● **AIM OF THE EXERCISE**:
Figure out how many lines of the material below contain the word "kind". Answer with the number only.

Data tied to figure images
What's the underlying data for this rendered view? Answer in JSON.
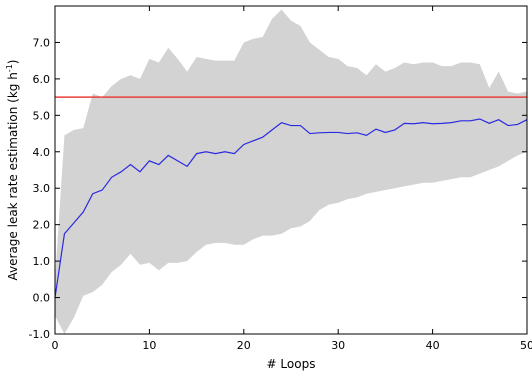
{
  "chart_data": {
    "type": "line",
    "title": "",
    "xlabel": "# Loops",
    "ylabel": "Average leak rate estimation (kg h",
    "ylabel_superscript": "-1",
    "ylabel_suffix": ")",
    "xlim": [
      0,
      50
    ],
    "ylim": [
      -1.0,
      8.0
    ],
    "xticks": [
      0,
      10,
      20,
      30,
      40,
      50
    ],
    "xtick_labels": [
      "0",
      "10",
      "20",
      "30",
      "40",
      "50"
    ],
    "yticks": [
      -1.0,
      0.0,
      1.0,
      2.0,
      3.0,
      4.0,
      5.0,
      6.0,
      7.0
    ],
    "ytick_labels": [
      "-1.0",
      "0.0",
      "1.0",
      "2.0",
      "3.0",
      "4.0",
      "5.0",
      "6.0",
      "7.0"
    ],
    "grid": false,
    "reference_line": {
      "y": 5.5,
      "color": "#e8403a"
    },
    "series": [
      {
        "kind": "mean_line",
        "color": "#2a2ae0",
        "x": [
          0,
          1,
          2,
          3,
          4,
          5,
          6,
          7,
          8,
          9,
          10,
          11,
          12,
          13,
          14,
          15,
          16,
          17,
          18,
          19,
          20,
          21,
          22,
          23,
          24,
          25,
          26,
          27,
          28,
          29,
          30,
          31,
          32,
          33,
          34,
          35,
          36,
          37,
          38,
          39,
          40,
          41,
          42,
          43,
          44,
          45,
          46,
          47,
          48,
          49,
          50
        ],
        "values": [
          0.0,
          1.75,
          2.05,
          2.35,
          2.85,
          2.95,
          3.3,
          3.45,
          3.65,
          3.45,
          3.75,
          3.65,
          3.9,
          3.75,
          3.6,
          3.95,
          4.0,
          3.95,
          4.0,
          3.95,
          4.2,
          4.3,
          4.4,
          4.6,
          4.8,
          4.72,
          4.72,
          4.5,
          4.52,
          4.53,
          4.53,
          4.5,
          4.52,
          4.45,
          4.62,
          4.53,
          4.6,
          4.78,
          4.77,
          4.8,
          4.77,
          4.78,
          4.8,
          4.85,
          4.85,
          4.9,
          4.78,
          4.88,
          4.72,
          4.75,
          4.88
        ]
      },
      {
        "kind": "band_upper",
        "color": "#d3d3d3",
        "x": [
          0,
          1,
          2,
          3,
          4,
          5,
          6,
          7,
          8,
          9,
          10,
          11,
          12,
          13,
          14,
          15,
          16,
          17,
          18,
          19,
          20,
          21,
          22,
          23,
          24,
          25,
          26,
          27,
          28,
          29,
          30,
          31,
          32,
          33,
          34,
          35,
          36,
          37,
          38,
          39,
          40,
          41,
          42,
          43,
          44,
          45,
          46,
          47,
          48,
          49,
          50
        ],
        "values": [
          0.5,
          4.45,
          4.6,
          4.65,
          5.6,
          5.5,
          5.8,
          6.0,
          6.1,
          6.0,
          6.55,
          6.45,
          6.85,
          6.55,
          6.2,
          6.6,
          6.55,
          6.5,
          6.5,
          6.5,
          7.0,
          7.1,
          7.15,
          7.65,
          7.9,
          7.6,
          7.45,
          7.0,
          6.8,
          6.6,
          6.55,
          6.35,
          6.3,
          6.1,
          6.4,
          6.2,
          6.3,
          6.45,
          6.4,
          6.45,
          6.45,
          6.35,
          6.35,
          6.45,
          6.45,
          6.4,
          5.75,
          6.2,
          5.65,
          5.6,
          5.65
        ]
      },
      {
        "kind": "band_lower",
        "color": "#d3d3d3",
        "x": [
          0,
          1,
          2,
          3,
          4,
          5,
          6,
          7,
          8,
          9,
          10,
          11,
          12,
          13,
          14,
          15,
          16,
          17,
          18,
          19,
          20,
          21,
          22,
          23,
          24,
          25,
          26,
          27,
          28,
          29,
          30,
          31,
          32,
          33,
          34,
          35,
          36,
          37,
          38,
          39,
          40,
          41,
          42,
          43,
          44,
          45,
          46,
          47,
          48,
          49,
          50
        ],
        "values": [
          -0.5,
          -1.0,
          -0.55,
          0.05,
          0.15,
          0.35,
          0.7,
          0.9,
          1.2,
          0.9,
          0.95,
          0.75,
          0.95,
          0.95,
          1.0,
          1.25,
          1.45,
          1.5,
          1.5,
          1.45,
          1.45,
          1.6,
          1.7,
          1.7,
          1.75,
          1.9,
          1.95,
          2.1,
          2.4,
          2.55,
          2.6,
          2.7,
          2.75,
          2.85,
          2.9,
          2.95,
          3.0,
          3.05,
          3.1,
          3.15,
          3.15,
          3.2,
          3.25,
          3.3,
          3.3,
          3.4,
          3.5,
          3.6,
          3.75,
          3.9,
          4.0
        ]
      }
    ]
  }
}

...

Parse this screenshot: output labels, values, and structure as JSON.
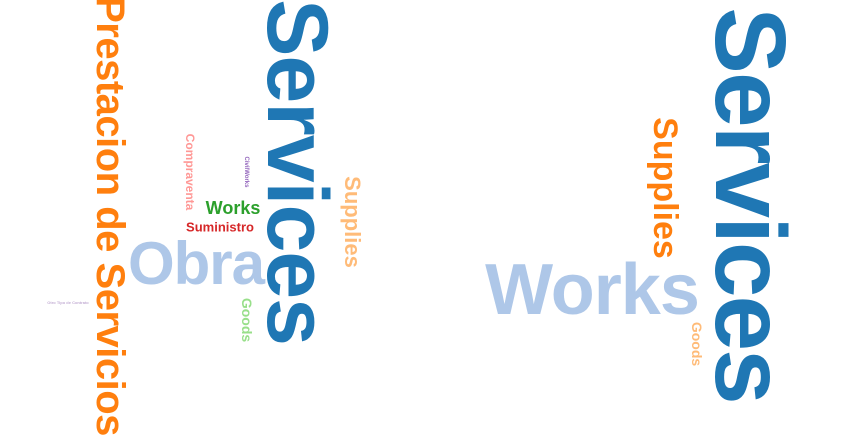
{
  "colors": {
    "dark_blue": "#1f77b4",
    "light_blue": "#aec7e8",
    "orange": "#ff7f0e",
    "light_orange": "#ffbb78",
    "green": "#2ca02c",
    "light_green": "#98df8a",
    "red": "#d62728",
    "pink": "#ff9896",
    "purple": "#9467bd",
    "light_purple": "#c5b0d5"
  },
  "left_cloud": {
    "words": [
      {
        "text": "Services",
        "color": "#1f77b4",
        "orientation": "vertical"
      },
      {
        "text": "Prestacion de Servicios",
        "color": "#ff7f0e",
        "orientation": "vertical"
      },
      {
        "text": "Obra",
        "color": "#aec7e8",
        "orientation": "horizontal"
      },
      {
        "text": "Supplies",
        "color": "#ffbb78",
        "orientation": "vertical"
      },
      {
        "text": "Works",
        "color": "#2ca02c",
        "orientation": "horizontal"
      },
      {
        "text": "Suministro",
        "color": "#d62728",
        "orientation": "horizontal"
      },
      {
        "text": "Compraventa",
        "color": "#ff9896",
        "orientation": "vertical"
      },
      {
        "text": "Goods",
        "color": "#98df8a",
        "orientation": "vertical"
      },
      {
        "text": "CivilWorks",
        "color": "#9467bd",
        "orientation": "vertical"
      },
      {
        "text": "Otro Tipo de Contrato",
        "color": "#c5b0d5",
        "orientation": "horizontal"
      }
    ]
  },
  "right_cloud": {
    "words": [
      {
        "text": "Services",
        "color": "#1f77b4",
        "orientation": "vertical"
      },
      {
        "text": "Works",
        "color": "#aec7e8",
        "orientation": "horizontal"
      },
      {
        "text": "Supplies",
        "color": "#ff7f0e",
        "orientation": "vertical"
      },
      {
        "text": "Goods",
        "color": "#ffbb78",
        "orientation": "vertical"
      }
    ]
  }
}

● **RESPONSE BELOW**:
3